**What you have to do**
Repeat the listing in full, preserving every character.

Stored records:

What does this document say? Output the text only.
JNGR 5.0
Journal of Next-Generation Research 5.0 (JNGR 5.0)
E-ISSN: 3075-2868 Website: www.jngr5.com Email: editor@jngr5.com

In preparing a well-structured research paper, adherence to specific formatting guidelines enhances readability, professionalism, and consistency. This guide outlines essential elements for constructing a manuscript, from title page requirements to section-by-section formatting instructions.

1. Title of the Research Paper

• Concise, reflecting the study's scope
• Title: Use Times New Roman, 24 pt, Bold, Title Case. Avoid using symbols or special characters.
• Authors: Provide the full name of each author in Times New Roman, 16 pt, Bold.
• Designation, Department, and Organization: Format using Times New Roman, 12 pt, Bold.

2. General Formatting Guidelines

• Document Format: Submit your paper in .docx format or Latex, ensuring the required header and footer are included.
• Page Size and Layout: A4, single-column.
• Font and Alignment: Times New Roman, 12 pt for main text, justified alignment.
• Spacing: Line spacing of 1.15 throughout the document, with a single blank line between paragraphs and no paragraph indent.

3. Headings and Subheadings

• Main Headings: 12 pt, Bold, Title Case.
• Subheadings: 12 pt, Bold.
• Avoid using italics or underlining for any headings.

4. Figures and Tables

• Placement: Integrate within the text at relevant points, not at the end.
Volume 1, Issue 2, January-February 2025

**Task solution**
What does this document say? Output the text only.
JNGR 5.0
Journal of Next-Generation Research 5.0 (JNGR 5.0)
E-ISSN: 3075-2868 Website: www.jngr5.com Email: editor@jngr5.com

In preparing a well-structured research paper, adherence to specific formatting guidelines enhances readability, professionalism, and consistency. This guide outlines essential elements for constructing a manuscript, from title page requirements to section-by-section formatting instructions.

1. Title of the Research Paper

• Concise, reflecting the study's scope
• Title: Use Times New Roman, 24 pt, Bold, Title Case. Avoid using symbols or special characters.
• Authors: Provide the full name of each author in Times New Roman, 16 pt, Bold.
• Designation, Department, and Organization: Format using Times New Roman, 12 pt, Bold.

2. General Formatting Guidelines

• Document Format: Submit your paper in .docx format or Latex, ensuring the required header and footer are included.
• Page Size and Layout: A4, single-column.
• Font and Alignment: Times New Roman, 12 pt for main text, justified alignment.
• Spacing: Line spacing of 1.15 throughout the document, with a single blank line between paragraphs and no paragraph indent.

3. Headings and Subheadings

• Main Headings: 12 pt, Bold, Title Case.
• Subheadings: 12 pt, Bold.
• Avoid using italics or underlining for any headings.

4. Figures and Tables

• Placement: Integrate within the text at relevant points, not at the end.
Volume 1, Issue 2, January-February 2025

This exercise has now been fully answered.